▶ _What you are asked to do_:
State how many lines of the entries hold the string "degree". Reply with the number alone.

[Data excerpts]
■ ■ ■ ■ ■ ■ ■

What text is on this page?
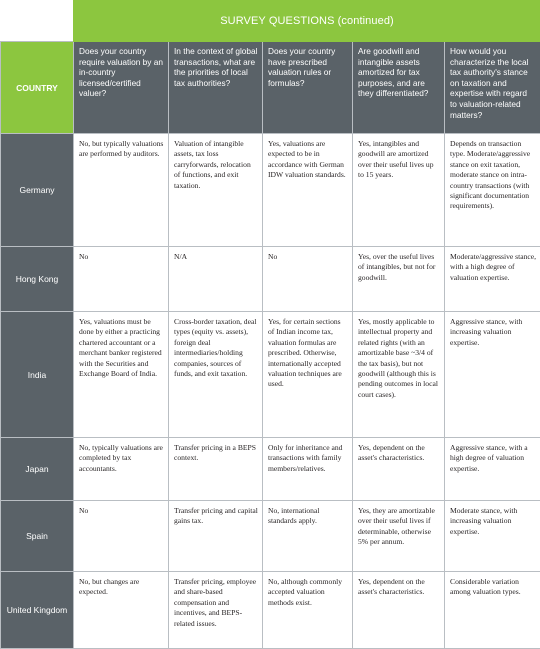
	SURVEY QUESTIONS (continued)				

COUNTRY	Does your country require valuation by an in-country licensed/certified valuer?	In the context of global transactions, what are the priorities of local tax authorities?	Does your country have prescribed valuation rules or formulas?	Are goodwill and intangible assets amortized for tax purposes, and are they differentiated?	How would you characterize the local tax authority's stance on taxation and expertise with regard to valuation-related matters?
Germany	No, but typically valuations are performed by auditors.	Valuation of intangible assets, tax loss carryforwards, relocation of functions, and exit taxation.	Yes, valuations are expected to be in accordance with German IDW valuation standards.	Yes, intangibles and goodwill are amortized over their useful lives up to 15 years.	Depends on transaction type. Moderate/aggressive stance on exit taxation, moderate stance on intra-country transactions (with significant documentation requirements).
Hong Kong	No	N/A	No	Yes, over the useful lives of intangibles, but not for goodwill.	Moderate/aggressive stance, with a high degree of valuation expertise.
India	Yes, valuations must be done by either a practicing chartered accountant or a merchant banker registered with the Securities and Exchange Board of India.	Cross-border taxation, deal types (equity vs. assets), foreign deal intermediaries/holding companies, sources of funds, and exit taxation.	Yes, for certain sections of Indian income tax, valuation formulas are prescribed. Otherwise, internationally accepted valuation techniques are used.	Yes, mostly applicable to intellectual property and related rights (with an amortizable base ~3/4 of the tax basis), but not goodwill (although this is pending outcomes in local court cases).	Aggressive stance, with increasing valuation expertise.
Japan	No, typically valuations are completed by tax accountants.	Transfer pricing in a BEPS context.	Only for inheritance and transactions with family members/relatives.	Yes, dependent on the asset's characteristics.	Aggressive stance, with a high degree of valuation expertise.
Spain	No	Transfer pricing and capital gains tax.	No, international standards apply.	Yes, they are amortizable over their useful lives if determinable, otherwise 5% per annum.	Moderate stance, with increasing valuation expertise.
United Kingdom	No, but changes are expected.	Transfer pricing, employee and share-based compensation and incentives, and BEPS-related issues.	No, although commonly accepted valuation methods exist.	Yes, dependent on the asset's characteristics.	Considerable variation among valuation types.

■ ■ ■ ■ ■ ■ ■

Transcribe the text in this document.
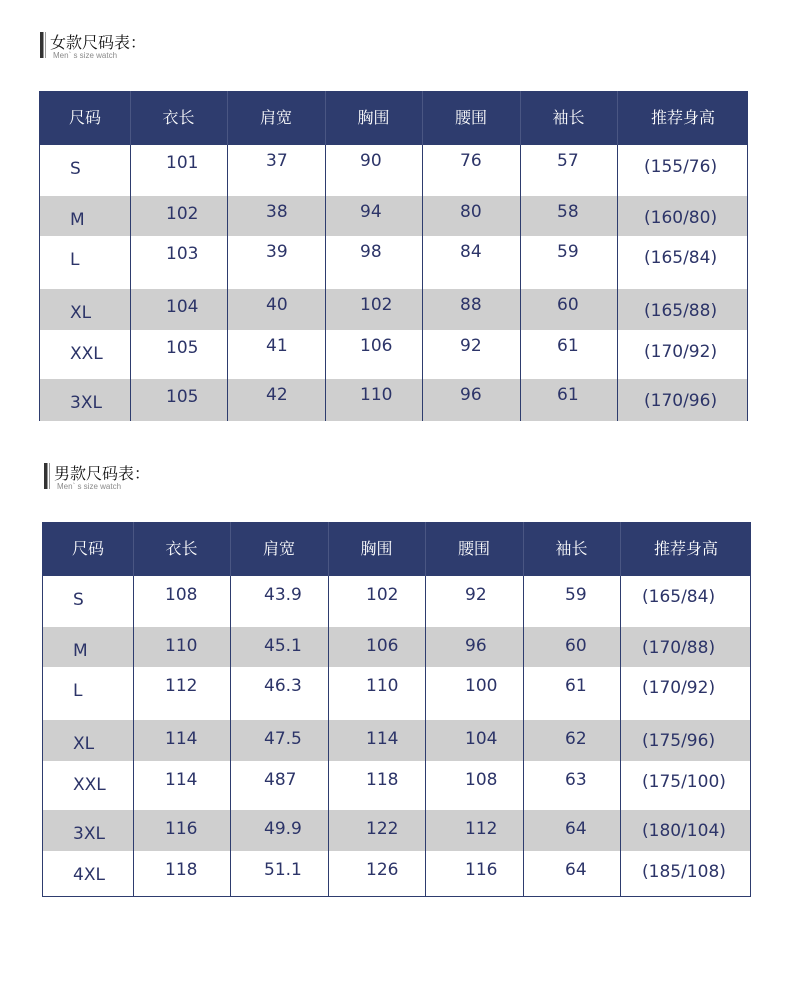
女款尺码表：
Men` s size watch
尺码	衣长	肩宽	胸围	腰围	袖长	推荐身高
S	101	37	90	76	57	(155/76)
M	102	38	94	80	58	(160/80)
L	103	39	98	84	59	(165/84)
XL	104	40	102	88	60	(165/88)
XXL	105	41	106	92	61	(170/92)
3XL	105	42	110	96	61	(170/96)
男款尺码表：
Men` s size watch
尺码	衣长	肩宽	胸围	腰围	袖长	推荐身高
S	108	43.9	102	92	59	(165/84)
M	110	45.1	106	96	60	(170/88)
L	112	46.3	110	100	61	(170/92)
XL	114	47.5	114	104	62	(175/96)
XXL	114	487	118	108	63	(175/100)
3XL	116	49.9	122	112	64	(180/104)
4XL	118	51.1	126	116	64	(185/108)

■ ■ ■ ■ ■ ■ ■

▶ _Solved exercise_:
2